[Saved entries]

════════════════

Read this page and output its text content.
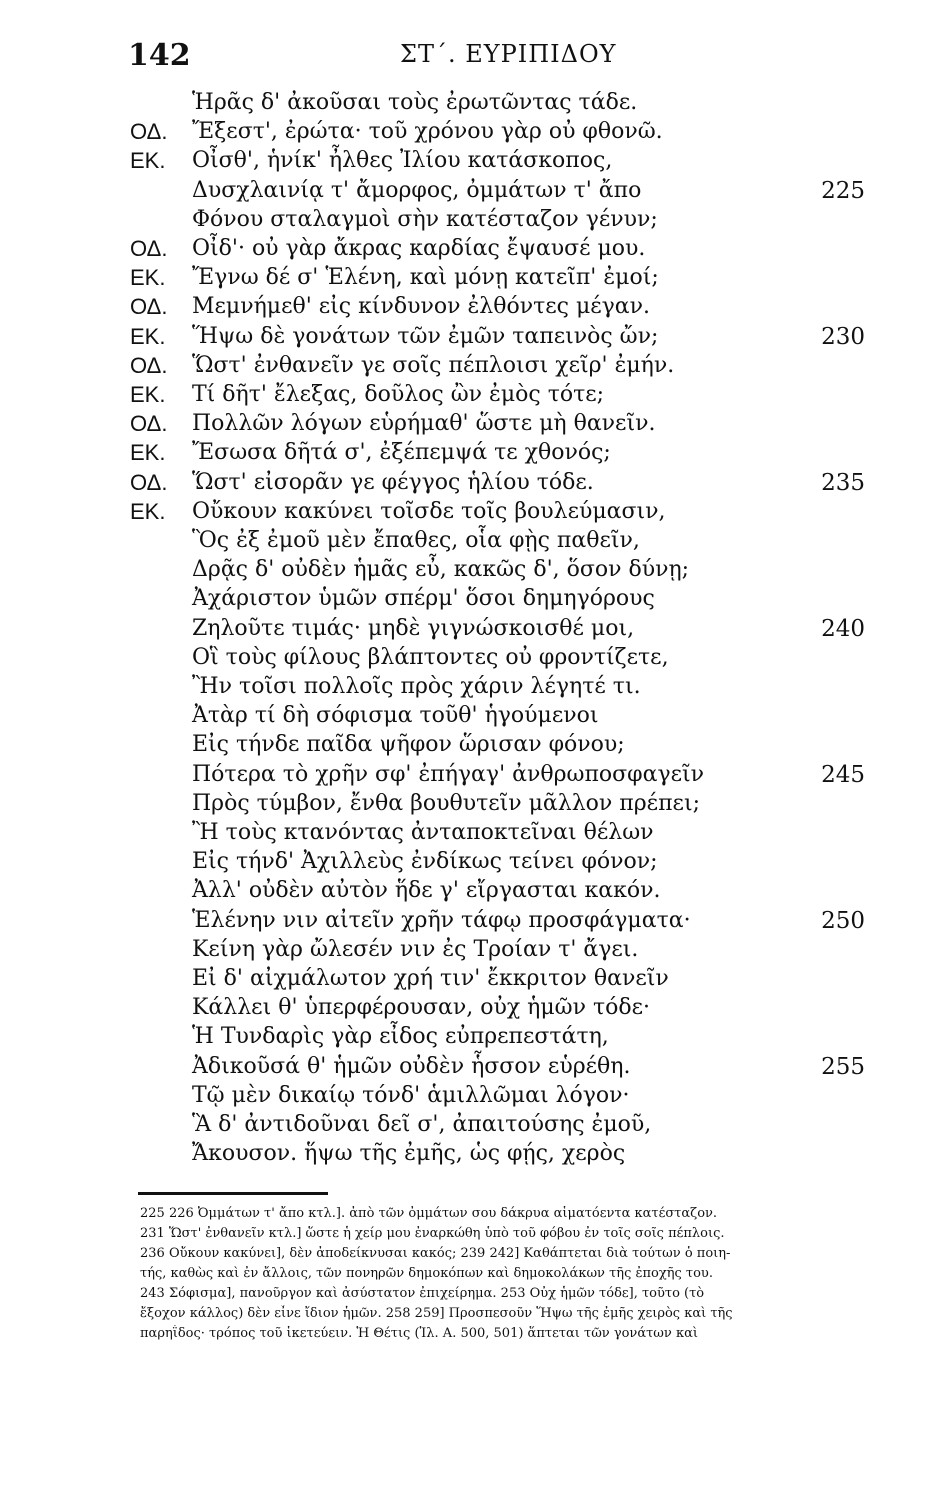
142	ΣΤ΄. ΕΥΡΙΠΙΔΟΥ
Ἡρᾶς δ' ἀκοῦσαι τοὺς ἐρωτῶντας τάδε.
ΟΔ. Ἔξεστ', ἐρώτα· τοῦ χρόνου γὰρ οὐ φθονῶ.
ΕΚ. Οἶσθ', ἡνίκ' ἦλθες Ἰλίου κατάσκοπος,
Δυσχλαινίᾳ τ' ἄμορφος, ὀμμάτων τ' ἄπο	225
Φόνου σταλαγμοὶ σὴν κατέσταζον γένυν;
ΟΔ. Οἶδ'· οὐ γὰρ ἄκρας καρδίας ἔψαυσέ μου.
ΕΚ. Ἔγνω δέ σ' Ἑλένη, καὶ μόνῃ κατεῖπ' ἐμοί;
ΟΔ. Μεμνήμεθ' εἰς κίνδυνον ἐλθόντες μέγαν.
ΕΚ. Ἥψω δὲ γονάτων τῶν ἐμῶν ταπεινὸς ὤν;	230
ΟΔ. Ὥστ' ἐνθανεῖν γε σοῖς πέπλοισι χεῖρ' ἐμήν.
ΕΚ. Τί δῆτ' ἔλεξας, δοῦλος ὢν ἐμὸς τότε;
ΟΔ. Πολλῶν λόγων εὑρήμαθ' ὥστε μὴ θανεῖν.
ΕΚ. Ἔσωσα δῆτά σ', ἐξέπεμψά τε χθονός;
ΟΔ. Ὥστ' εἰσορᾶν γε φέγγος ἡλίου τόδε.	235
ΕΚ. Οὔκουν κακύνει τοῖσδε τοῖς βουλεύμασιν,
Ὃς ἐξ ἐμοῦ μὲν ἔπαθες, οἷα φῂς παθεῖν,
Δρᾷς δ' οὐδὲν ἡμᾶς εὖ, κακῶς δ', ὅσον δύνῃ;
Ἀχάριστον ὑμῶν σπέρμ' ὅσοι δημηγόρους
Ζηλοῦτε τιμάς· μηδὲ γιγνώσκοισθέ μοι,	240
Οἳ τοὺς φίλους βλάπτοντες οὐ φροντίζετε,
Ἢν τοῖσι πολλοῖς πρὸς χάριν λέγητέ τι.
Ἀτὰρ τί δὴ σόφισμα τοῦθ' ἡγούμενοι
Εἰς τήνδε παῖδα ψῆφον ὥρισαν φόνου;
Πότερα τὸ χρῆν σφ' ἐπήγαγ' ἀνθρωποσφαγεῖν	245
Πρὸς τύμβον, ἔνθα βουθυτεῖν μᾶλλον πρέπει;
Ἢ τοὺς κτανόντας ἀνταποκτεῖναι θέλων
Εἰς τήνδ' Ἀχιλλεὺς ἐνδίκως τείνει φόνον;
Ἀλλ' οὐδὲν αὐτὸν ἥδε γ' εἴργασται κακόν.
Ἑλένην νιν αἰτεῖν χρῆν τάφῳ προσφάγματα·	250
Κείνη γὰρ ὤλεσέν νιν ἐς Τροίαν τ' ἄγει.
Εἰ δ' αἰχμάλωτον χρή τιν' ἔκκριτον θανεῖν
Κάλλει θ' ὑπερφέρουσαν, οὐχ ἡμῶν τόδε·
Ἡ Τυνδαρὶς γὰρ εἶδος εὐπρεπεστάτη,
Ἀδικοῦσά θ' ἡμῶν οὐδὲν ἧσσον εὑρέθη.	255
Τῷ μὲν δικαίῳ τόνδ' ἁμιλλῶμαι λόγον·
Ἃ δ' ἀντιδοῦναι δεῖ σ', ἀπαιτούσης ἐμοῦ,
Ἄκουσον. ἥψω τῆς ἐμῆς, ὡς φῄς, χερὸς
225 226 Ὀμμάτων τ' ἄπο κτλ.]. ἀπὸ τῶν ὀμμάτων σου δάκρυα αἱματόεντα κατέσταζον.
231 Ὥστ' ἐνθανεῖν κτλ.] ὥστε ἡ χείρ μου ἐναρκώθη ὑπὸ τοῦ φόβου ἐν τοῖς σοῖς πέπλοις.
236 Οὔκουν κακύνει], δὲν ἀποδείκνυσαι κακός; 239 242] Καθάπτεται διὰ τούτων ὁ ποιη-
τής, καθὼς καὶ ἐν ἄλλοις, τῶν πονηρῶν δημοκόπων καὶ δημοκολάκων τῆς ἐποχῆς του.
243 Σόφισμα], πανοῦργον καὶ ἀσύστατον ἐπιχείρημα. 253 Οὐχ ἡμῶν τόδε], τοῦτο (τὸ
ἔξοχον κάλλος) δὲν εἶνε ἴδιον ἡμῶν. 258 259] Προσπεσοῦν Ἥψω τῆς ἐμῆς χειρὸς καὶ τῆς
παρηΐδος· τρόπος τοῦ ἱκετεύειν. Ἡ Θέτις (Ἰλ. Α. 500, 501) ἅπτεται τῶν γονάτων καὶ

════════════════

Task requirements = All of the entries need to be transcribed word for word; pictures are left out.

Exercise result =
Read this page and output its text content.
142	ΣΤ΄. ΕΥΡΙΠΙΔΟΥ
Ἡρᾶς δ' ἀκοῦσαι τοὺς ἐρωτῶντας τάδε.
ΟΔ. Ἔξεστ', ἐρώτα· τοῦ χρόνου γὰρ οὐ φθονῶ.
ΕΚ. Οἶσθ', ἡνίκ' ἦλθες Ἰλίου κατάσκοπος,
Δυσχλαινίᾳ τ' ἄμορφος, ὀμμάτων τ' ἄπο	225
Φόνου σταλαγμοὶ σὴν κατέσταζον γένυν;
ΟΔ. Οἶδ'· οὐ γὰρ ἄκρας καρδίας ἔψαυσέ μου.
ΕΚ. Ἔγνω δέ σ' Ἑλένη, καὶ μόνῃ κατεῖπ' ἐμοί;
ΟΔ. Μεμνήμεθ' εἰς κίνδυνον ἐλθόντες μέγαν.
ΕΚ. Ἥψω δὲ γονάτων τῶν ἐμῶν ταπεινὸς ὤν;	230
ΟΔ. Ὥστ' ἐνθανεῖν γε σοῖς πέπλοισι χεῖρ' ἐμήν.
ΕΚ. Τί δῆτ' ἔλεξας, δοῦλος ὢν ἐμὸς τότε;
ΟΔ. Πολλῶν λόγων εὑρήμαθ' ὥστε μὴ θανεῖν.
ΕΚ. Ἔσωσα δῆτά σ', ἐξέπεμψά τε χθονός;
ΟΔ. Ὥστ' εἰσορᾶν γε φέγγος ἡλίου τόδε.	235
ΕΚ. Οὔκουν κακύνει τοῖσδε τοῖς βουλεύμασιν,
Ὃς ἐξ ἐμοῦ μὲν ἔπαθες, οἷα φῂς παθεῖν,
Δρᾷς δ' οὐδὲν ἡμᾶς εὖ, κακῶς δ', ὅσον δύνῃ;
Ἀχάριστον ὑμῶν σπέρμ' ὅσοι δημηγόρους
Ζηλοῦτε τιμάς· μηδὲ γιγνώσκοισθέ μοι,	240
Οἳ τοὺς φίλους βλάπτοντες οὐ φροντίζετε,
Ἢν τοῖσι πολλοῖς πρὸς χάριν λέγητέ τι.
Ἀτὰρ τί δὴ σόφισμα τοῦθ' ἡγούμενοι
Εἰς τήνδε παῖδα ψῆφον ὥρισαν φόνου;
Πότερα τὸ χρῆν σφ' ἐπήγαγ' ἀνθρωποσφαγεῖν	245
Πρὸς τύμβον, ἔνθα βουθυτεῖν μᾶλλον πρέπει;
Ἢ τοὺς κτανόντας ἀνταποκτεῖναι θέλων
Εἰς τήνδ' Ἀχιλλεὺς ἐνδίκως τείνει φόνον;
Ἀλλ' οὐδὲν αὐτὸν ἥδε γ' εἴργασται κακόν.
Ἑλένην νιν αἰτεῖν χρῆν τάφῳ προσφάγματα·	250
Κείνη γὰρ ὤλεσέν νιν ἐς Τροίαν τ' ἄγει.
Εἰ δ' αἰχμάλωτον χρή τιν' ἔκκριτον θανεῖν
Κάλλει θ' ὑπερφέρουσαν, οὐχ ἡμῶν τόδε·
Ἡ Τυνδαρὶς γὰρ εἶδος εὐπρεπεστάτη,
Ἀδικοῦσά θ' ἡμῶν οὐδὲν ἧσσον εὑρέθη.	255
Τῷ μὲν δικαίῳ τόνδ' ἁμιλλῶμαι λόγον·
Ἃ δ' ἀντιδοῦναι δεῖ σ', ἀπαιτούσης ἐμοῦ,
Ἄκουσον. ἥψω τῆς ἐμῆς, ὡς φῄς, χερὸς
225 226 Ὀμμάτων τ' ἄπο κτλ.]. ἀπὸ τῶν ὀμμάτων σου δάκρυα αἱματόεντα κατέσταζον.
231 Ὥστ' ἐνθανεῖν κτλ.] ὥστε ἡ χείρ μου ἐναρκώθη ὑπὸ τοῦ φόβου ἐν τοῖς σοῖς πέπλοις.
236 Οὔκουν κακύνει], δὲν ἀποδείκνυσαι κακός; 239 242] Καθάπτεται διὰ τούτων ὁ ποιη-
τής, καθὼς καὶ ἐν ἄλλοις, τῶν πονηρῶν δημοκόπων καὶ δημοκολάκων τῆς ἐποχῆς του.
243 Σόφισμα], πανοῦργον καὶ ἀσύστατον ἐπιχείρημα. 253 Οὐχ ἡμῶν τόδε], τοῦτο (τὸ
ἔξοχον κάλλος) δὲν εἶνε ἴδιον ἡμῶν. 258 259] Προσπεσοῦν Ἥψω τῆς ἐμῆς χειρὸς καὶ τῆς
παρηΐδος· τρόπος τοῦ ἱκετεύειν. Ἡ Θέτις (Ἰλ. Α. 500, 501) ἅπτεται τῶν γονάτων καὶ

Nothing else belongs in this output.